● **Challenge**: Transcribe every record that appears below, exactly and in full.

● **Information shown**:
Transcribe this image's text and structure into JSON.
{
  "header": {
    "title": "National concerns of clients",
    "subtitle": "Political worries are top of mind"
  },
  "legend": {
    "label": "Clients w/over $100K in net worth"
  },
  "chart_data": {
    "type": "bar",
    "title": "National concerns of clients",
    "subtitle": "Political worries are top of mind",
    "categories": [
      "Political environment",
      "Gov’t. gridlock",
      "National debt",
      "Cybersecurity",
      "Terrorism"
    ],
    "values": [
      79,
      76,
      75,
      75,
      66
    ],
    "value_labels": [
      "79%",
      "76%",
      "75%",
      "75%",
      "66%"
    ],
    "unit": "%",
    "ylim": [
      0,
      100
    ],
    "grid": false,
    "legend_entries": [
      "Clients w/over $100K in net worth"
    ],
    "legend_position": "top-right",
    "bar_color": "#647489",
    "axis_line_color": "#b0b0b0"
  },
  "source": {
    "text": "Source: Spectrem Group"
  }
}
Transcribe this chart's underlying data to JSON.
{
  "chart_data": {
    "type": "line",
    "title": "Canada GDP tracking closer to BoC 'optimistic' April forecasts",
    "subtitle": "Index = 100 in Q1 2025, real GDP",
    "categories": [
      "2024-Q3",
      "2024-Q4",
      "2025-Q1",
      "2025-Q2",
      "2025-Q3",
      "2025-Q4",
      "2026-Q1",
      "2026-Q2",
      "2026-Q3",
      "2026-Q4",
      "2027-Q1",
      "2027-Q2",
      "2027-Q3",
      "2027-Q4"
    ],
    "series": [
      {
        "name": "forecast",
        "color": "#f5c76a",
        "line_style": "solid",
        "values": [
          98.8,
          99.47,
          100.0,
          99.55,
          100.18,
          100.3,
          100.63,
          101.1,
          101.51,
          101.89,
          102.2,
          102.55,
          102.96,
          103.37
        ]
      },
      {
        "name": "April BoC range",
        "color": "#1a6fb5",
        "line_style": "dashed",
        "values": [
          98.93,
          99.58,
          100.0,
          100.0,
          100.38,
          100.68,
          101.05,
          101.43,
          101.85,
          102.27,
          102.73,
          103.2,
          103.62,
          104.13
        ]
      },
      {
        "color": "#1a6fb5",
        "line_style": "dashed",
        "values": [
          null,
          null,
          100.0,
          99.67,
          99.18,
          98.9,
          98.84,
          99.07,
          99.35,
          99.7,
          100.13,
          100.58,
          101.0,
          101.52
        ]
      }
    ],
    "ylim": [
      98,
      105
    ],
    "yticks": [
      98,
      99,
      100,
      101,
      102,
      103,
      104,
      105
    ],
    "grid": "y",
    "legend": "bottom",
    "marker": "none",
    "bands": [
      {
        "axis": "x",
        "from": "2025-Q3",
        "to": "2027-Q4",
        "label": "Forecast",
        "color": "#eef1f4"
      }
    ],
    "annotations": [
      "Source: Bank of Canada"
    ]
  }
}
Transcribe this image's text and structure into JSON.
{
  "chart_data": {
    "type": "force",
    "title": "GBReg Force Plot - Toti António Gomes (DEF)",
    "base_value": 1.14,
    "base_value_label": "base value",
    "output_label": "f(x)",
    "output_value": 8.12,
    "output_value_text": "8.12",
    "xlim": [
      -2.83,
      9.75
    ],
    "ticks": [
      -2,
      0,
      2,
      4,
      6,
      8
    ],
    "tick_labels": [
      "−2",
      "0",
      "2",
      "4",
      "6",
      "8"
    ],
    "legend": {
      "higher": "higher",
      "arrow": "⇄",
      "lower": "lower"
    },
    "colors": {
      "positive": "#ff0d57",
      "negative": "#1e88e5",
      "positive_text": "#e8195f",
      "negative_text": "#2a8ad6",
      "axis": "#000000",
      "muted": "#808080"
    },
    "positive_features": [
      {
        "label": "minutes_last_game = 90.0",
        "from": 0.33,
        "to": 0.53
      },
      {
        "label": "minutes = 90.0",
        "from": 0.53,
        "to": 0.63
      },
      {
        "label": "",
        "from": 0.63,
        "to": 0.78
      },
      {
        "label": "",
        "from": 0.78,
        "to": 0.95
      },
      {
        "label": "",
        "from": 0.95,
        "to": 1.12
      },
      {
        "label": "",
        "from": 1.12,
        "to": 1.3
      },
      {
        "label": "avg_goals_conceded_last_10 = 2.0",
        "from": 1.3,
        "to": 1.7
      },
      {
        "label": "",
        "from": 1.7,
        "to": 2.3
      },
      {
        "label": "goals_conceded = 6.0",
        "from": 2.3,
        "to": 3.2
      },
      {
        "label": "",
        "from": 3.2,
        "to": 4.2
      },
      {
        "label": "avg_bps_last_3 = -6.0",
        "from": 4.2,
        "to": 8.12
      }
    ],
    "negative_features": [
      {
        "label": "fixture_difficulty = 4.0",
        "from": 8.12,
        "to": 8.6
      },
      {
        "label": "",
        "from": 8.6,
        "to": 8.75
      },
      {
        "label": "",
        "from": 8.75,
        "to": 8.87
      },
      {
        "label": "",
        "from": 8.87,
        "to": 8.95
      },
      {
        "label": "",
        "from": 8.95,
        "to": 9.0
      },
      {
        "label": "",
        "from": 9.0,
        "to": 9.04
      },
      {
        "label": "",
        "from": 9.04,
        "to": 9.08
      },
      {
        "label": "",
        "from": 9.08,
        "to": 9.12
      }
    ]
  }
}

● **Task response**:
Transcribe this image's text and structure into JSON.
{
  "header": {
    "title": "National concerns of clients",
    "subtitle": "Political worries are top of mind"
  },
  "legend": {
    "label": "Clients w/over $100K in net worth"
  },
  "chart_data": {
    "type": "bar",
    "title": "National concerns of clients",
    "subtitle": "Political worries are top of mind",
    "categories": [
      "Political environment",
      "Gov’t. gridlock",
      "National debt",
      "Cybersecurity",
      "Terrorism"
    ],
    "values": [
      79,
      76,
      75,
      75,
      66
    ],
    "value_labels": [
      "79%",
      "76%",
      "75%",
      "75%",
      "66%"
    ],
    "unit": "%",
    "ylim": [
      0,
      100
    ],
    "grid": false,
    "legend_entries": [
      "Clients w/over $100K in net worth"
    ],
    "legend_position": "top-right",
    "bar_color": "#647489",
    "axis_line_color": "#b0b0b0"
  },
  "source": {
    "text": "Source: Spectrem Group"
  }
}
Transcribe this chart's underlying data to JSON.
{
  "chart_data": {
    "type": "line",
    "title": "Canada GDP tracking closer to BoC 'optimistic' April forecasts",
    "subtitle": "Index = 100 in Q1 2025, real GDP",
    "categories": [
      "2024-Q3",
      "2024-Q4",
      "2025-Q1",
      "2025-Q2",
      "2025-Q3",
      "2025-Q4",
      "2026-Q1",
      "2026-Q2",
      "2026-Q3",
      "2026-Q4",
      "2027-Q1",
      "2027-Q2",
      "2027-Q3",
      "2027-Q4"
    ],
    "series": [
      {
        "name": "forecast",
        "color": "#f5c76a",
        "line_style": "solid",
        "values": [
          98.8,
          99.47,
          100.0,
          99.55,
          100.18,
          100.3,
          100.63,
          101.1,
          101.51,
          101.89,
          102.2,
          102.55,
          102.96,
          103.37
        ]
      },
      {
        "name": "April BoC range",
        "color": "#1a6fb5",
        "line_style": "dashed",
        "values": [
          98.93,
          99.58,
          100.0,
          100.0,
          100.38,
          100.68,
          101.05,
          101.43,
          101.85,
          102.27,
          102.73,
          103.2,
          103.62,
          104.13
        ]
      },
      {
        "color": "#1a6fb5",
        "line_style": "dashed",
        "values": [
          null,
          null,
          100.0,
          99.67,
          99.18,
          98.9,
          98.84,
          99.07,
          99.35,
          99.7,
          100.13,
          100.58,
          101.0,
          101.52
        ]
      }
    ],
    "ylim": [
      98,
      105
    ],
    "yticks": [
      98,
      99,
      100,
      101,
      102,
      103,
      104,
      105
    ],
    "grid": "y",
    "legend": "bottom",
    "marker": "none",
    "bands": [
      {
        "axis": "x",
        "from": "2025-Q3",
        "to": "2027-Q4",
        "label": "Forecast",
        "color": "#eef1f4"
      }
    ],
    "annotations": [
      "Source: Bank of Canada"
    ]
  }
}
Transcribe this image's text and structure into JSON.
{
  "chart_data": {
    "type": "force",
    "title": "GBReg Force Plot - Toti António Gomes (DEF)",
    "base_value": 1.14,
    "base_value_label": "base value",
    "output_label": "f(x)",
    "output_value": 8.12,
    "output_value_text": "8.12",
    "xlim": [
      -2.83,
      9.75
    ],
    "ticks": [
      -2,
      0,
      2,
      4,
      6,
      8
    ],
    "tick_labels": [
      "−2",
      "0",
      "2",
      "4",
      "6",
      "8"
    ],
    "legend": {
      "higher": "higher",
      "arrow": "⇄",
      "lower": "lower"
    },
    "colors": {
      "positive": "#ff0d57",
      "negative": "#1e88e5",
      "positive_text": "#e8195f",
      "negative_text": "#2a8ad6",
      "axis": "#000000",
      "muted": "#808080"
    },
    "positive_features": [
      {
        "label": "minutes_last_game = 90.0",
        "from": 0.33,
        "to": 0.53
      },
      {
        "label": "minutes = 90.0",
        "from": 0.53,
        "to": 0.63
      },
      {
        "label": "",
        "from": 0.63,
        "to": 0.78
      },
      {
        "label": "",
        "from": 0.78,
        "to": 0.95
      },
      {
        "label": "",
        "from": 0.95,
        "to": 1.12
      },
      {
        "label": "",
        "from": 1.12,
        "to": 1.3
      },
      {
        "label": "avg_goals_conceded_last_10 = 2.0",
        "from": 1.3,
        "to": 1.7
      },
      {
        "label": "",
        "from": 1.7,
        "to": 2.3
      },
      {
        "label": "goals_conceded = 6.0",
        "from": 2.3,
        "to": 3.2
      },
      {
        "label": "",
        "from": 3.2,
        "to": 4.2
      },
      {
        "label": "avg_bps_last_3 = -6.0",
        "from": 4.2,
        "to": 8.12
      }
    ],
    "negative_features": [
      {
        "label": "fixture_difficulty = 4.0",
        "from": 8.12,
        "to": 8.6
      },
      {
        "label": "",
        "from": 8.6,
        "to": 8.75
      },
      {
        "label": "",
        "from": 8.75,
        "to": 8.87
      },
      {
        "label": "",
        "from": 8.87,
        "to": 8.95
      },
      {
        "label": "",
        "from": 8.95,
        "to": 9.0
      },
      {
        "label": "",
        "from": 9.0,
        "to": 9.04
      },
      {
        "label": "",
        "from": 9.04,
        "to": 9.08
      },
      {
        "label": "",
        "from": 9.08,
        "to": 9.12
      }
    ]
  }
}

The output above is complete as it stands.